WORK TO DO: Output each entry below as it stands, leaving out every picture.

A block of data
########

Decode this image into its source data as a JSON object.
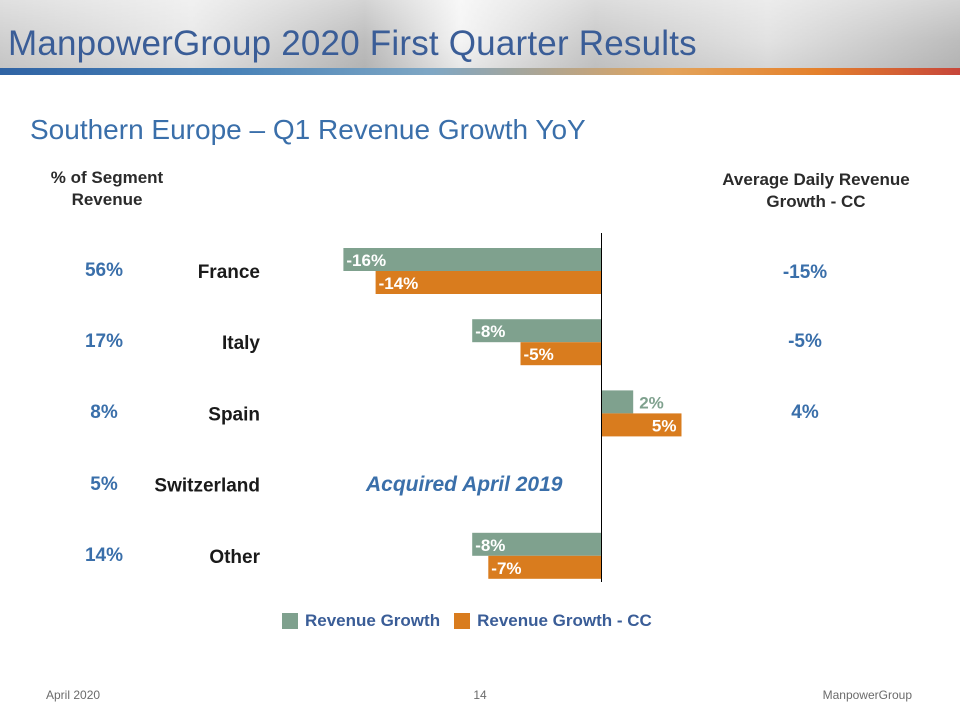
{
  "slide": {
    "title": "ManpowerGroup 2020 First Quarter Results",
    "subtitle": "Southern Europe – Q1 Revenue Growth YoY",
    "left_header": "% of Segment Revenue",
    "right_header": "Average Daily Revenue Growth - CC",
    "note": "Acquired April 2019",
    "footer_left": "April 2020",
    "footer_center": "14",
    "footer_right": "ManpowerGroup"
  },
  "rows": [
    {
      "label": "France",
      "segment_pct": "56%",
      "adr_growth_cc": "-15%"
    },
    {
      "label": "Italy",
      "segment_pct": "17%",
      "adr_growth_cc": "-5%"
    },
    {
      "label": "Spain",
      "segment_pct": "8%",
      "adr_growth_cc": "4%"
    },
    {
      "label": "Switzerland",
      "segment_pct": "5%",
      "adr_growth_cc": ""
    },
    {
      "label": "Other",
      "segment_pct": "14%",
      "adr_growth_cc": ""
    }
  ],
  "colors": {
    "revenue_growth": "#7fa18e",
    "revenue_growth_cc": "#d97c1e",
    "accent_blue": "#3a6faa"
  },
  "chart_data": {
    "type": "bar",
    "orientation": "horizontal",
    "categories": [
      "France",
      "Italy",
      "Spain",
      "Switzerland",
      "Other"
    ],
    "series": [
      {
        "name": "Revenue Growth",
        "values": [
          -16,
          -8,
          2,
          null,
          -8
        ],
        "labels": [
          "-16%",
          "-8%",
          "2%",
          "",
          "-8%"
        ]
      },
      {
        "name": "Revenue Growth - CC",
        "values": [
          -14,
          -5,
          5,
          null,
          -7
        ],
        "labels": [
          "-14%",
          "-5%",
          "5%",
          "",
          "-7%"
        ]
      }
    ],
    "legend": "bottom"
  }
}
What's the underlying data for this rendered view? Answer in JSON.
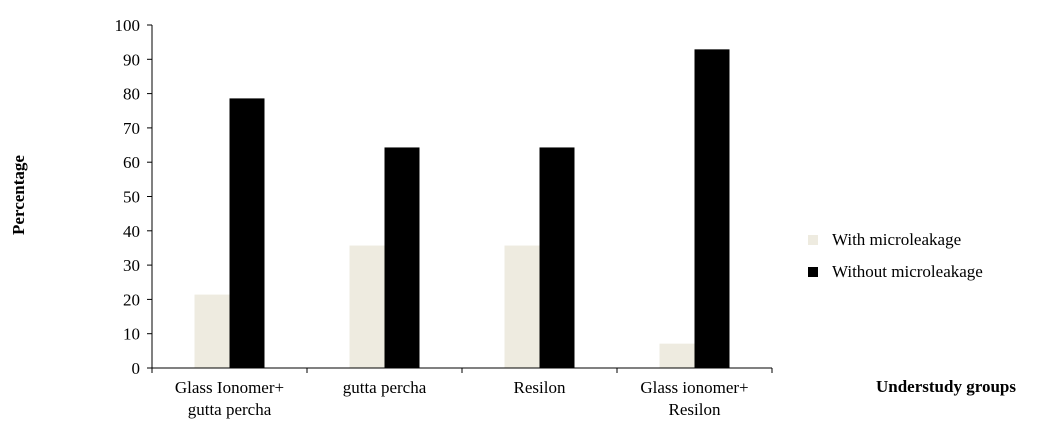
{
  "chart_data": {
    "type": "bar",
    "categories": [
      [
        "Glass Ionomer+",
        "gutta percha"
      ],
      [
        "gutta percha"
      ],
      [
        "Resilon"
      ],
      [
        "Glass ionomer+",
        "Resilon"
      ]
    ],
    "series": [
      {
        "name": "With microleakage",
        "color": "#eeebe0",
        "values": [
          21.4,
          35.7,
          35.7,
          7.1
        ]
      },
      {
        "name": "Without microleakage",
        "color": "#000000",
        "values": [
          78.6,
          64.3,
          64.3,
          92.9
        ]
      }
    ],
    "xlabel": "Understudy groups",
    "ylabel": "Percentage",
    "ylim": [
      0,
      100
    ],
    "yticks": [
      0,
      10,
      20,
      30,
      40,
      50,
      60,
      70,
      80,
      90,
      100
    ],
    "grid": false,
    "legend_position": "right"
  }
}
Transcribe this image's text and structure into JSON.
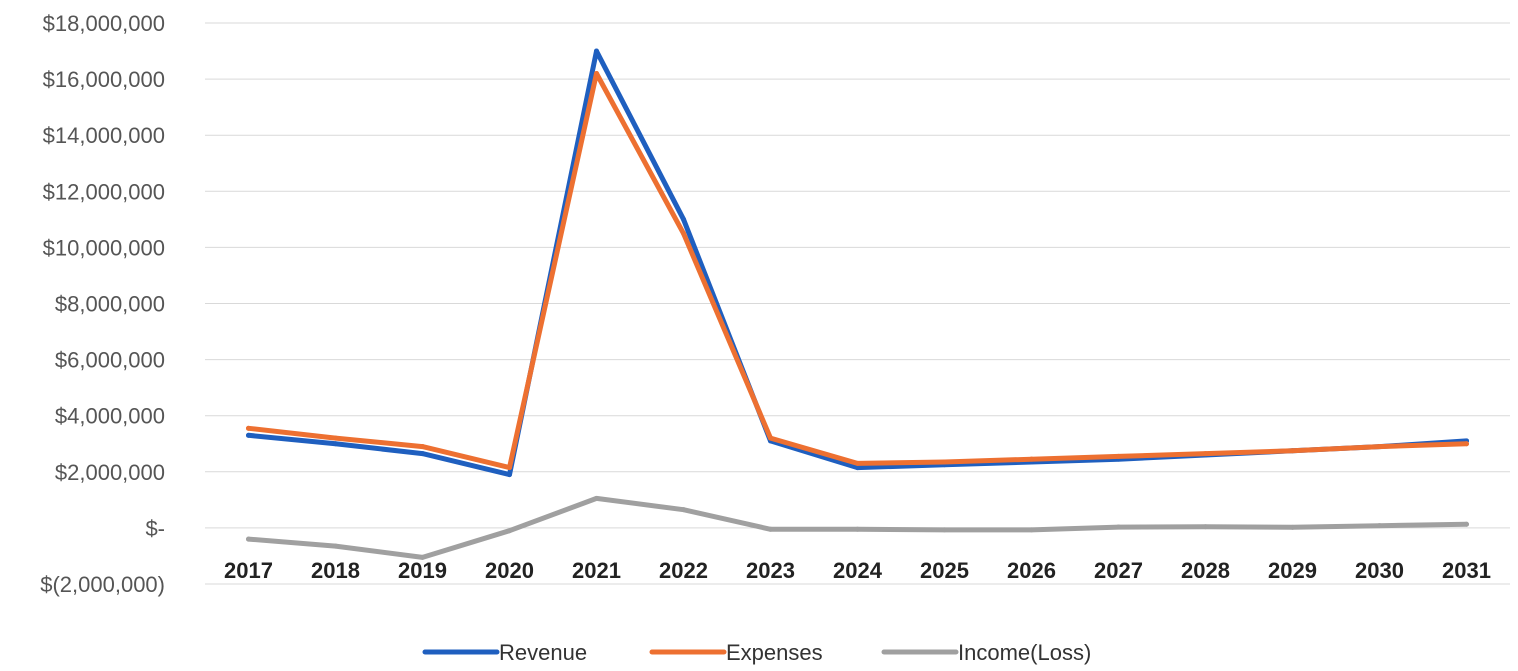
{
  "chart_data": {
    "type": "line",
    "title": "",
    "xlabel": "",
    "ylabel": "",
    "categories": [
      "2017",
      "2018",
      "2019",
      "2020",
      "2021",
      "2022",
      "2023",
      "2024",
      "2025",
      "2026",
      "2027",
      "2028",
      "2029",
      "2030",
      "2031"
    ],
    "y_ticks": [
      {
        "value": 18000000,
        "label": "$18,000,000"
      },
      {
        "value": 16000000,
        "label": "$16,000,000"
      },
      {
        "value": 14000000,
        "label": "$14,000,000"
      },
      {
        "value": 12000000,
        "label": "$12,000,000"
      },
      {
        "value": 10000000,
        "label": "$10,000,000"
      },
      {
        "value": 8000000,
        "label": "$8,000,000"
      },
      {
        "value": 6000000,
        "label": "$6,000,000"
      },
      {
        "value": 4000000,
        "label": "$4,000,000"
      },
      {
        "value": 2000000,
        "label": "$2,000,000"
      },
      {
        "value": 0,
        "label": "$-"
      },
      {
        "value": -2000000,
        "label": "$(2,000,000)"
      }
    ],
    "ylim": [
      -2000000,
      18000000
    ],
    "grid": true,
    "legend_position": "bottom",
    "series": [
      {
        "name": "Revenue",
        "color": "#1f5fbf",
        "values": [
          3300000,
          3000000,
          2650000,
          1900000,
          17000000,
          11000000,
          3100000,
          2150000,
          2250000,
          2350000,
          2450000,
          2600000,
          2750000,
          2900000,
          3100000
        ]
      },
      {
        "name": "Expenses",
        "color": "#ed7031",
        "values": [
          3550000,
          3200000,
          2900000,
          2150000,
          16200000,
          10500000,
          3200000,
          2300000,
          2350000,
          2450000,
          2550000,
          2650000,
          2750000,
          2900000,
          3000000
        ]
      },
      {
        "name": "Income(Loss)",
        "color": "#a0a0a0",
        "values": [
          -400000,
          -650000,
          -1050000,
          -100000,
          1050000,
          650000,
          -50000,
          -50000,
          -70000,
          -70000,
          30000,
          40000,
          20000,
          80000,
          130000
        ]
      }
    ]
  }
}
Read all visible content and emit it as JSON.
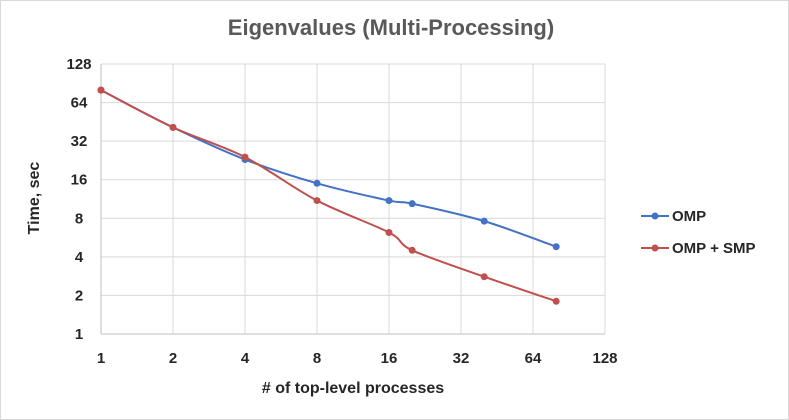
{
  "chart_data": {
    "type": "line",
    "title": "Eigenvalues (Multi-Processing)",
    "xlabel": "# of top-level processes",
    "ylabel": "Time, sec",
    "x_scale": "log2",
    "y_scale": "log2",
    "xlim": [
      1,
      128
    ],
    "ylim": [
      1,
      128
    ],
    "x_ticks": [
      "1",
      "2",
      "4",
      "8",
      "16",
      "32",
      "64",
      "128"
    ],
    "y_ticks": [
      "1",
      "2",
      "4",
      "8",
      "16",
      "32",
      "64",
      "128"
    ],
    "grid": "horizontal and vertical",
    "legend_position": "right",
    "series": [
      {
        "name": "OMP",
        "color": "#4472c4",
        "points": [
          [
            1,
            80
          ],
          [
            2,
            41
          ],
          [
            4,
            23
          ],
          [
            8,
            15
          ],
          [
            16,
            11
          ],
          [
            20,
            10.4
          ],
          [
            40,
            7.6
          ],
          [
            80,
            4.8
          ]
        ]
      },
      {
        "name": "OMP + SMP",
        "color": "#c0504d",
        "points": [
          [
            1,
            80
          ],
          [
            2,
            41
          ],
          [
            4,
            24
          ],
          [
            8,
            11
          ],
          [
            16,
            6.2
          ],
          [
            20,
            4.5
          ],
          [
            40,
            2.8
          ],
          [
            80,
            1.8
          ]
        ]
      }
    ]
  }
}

########

CORRECT RESPONSE:
Decode this image into its source data as a JSON object.
{
  "slide": {
    "title": "ManpowerGroup 2020 First Quarter Results",
    "subtitle": "Southern Europe – Q1 Revenue Growth YoY",
    "left_header": "% of Segment Revenue",
    "right_header": "Average Daily Revenue Growth - CC",
    "note": "Acquired April 2019",
    "footer_left": "April 2020",
    "footer_center": "14",
    "footer_right": "ManpowerGroup"
  },
  "rows": [
    {
      "label": "France",
      "segment_pct": "56%",
      "adr_growth_cc": "-15%"
    },
    {
      "label": "Italy",
      "segment_pct": "17%",
      "adr_growth_cc": "-5%"
    },
    {
      "label": "Spain",
      "segment_pct": "8%",
      "adr_growth_cc": "4%"
    },
    {
      "label": "Switzerland",
      "segment_pct": "5%",
      "adr_growth_cc": ""
    },
    {
      "label": "Other",
      "segment_pct": "14%",
      "adr_growth_cc": ""
    }
  ],
  "colors": {
    "revenue_growth": "#7fa18e",
    "revenue_growth_cc": "#d97c1e",
    "accent_blue": "#3a6faa"
  },
  "chart_data": {
    "type": "bar",
    "orientation": "horizontal",
    "categories": [
      "France",
      "Italy",
      "Spain",
      "Switzerland",
      "Other"
    ],
    "series": [
      {
        "name": "Revenue Growth",
        "values": [
          -16,
          -8,
          2,
          null,
          -8
        ],
        "labels": [
          "-16%",
          "-8%",
          "2%",
          "",
          "-8%"
        ]
      },
      {
        "name": "Revenue Growth - CC",
        "values": [
          -14,
          -5,
          5,
          null,
          -7
        ],
        "labels": [
          "-14%",
          "-5%",
          "5%",
          "",
          "-7%"
        ]
      }
    ],
    "legend": "bottom"
  }
}
What's the underlying data for this rendered view? Answer in JSON.
{
  "chart_data": {
    "type": "bar",
    "categories": [
      [
        "Glass Ionomer+",
        "gutta percha"
      ],
      [
        "gutta percha"
      ],
      [
        "Resilon"
      ],
      [
        "Glass ionomer+",
        "Resilon"
      ]
    ],
    "series": [
      {
        "name": "With microleakage",
        "color": "#eeebe0",
        "values": [
          21.4,
          35.7,
          35.7,
          7.1
        ]
      },
      {
        "name": "Without microleakage",
        "color": "#000000",
        "values": [
          78.6,
          64.3,
          64.3,
          92.9
        ]
      }
    ],
    "xlabel": "Understudy groups",
    "ylabel": "Percentage",
    "ylim": [
      0,
      100
    ],
    "yticks": [
      0,
      10,
      20,
      30,
      40,
      50,
      60,
      70,
      80,
      90,
      100
    ],
    "grid": false,
    "legend_position": "right"
  }
}
Transcribe this image's text and structure into JSON.
{
  "chart_data": {
    "type": "line",
    "title": "",
    "xlabel": "",
    "ylabel": "",
    "categories": [
      "2017",
      "2018",
      "2019",
      "2020",
      "2021",
      "2022",
      "2023",
      "2024",
      "2025",
      "2026",
      "2027",
      "2028",
      "2029",
      "2030",
      "2031"
    ],
    "y_ticks": [
      {
        "value": 18000000,
        "label": "$18,000,000"
      },
      {
        "value": 16000000,
        "label": "$16,000,000"
      },
      {
        "value": 14000000,
        "label": "$14,000,000"
      },
      {
        "value": 12000000,
        "label": "$12,000,000"
      },
      {
        "value": 10000000,
        "label": "$10,000,000"
      },
      {
        "value": 8000000,
        "label": "$8,000,000"
      },
      {
        "value": 6000000,
        "label": "$6,000,000"
      },
      {
        "value": 4000000,
        "label": "$4,000,000"
      },
      {
        "value": 2000000,
        "label": "$2,000,000"
      },
      {
        "value": 0,
        "label": "$-"
      },
      {
        "value": -2000000,
        "label": "$(2,000,000)"
      }
    ],
    "ylim": [
      -2000000,
      18000000
    ],
    "grid": true,
    "legend_position": "bottom",
    "series": [
      {
        "name": "Revenue",
        "color": "#1f5fbf",
        "values": [
          3300000,
          3000000,
          2650000,
          1900000,
          17000000,
          11000000,
          3100000,
          2150000,
          2250000,
          2350000,
          2450000,
          2600000,
          2750000,
          2900000,
          3100000
        ]
      },
      {
        "name": "Expenses",
        "color": "#ed7031",
        "values": [
          3550000,
          3200000,
          2900000,
          2150000,
          16200000,
          10500000,
          3200000,
          2300000,
          2350000,
          2450000,
          2550000,
          2650000,
          2750000,
          2900000,
          3000000
        ]
      },
      {
        "name": "Income(Loss)",
        "color": "#a0a0a0",
        "values": [
          -400000,
          -650000,
          -1050000,
          -100000,
          1050000,
          650000,
          -50000,
          -50000,
          -70000,
          -70000,
          30000,
          40000,
          20000,
          80000,
          130000
        ]
      }
    ]
  }
}
Read all visible content and emit it as JSON.
{
  "chart_data": {
    "type": "line",
    "title": "Eigenvalues (Multi-Processing)",
    "xlabel": "# of top-level processes",
    "ylabel": "Time, sec",
    "x_scale": "log2",
    "y_scale": "log2",
    "xlim": [
      1,
      128
    ],
    "ylim": [
      1,
      128
    ],
    "x_ticks": [
      "1",
      "2",
      "4",
      "8",
      "16",
      "32",
      "64",
      "128"
    ],
    "y_ticks": [
      "1",
      "2",
      "4",
      "8",
      "16",
      "32",
      "64",
      "128"
    ],
    "grid": "horizontal and vertical",
    "legend_position": "right",
    "series": [
      {
        "name": "OMP",
        "color": "#4472c4",
        "points": [
          [
            1,
            80
          ],
          [
            2,
            41
          ],
          [
            4,
            23
          ],
          [
            8,
            15
          ],
          [
            16,
            11
          ],
          [
            20,
            10.4
          ],
          [
            40,
            7.6
          ],
          [
            80,
            4.8
          ]
        ]
      },
      {
        "name": "OMP + SMP",
        "color": "#c0504d",
        "points": [
          [
            1,
            80
          ],
          [
            2,
            41
          ],
          [
            4,
            24
          ],
          [
            8,
            11
          ],
          [
            16,
            6.2
          ],
          [
            20,
            4.5
          ],
          [
            40,
            2.8
          ],
          [
            80,
            1.8
          ]
        ]
      }
    ]
  }
}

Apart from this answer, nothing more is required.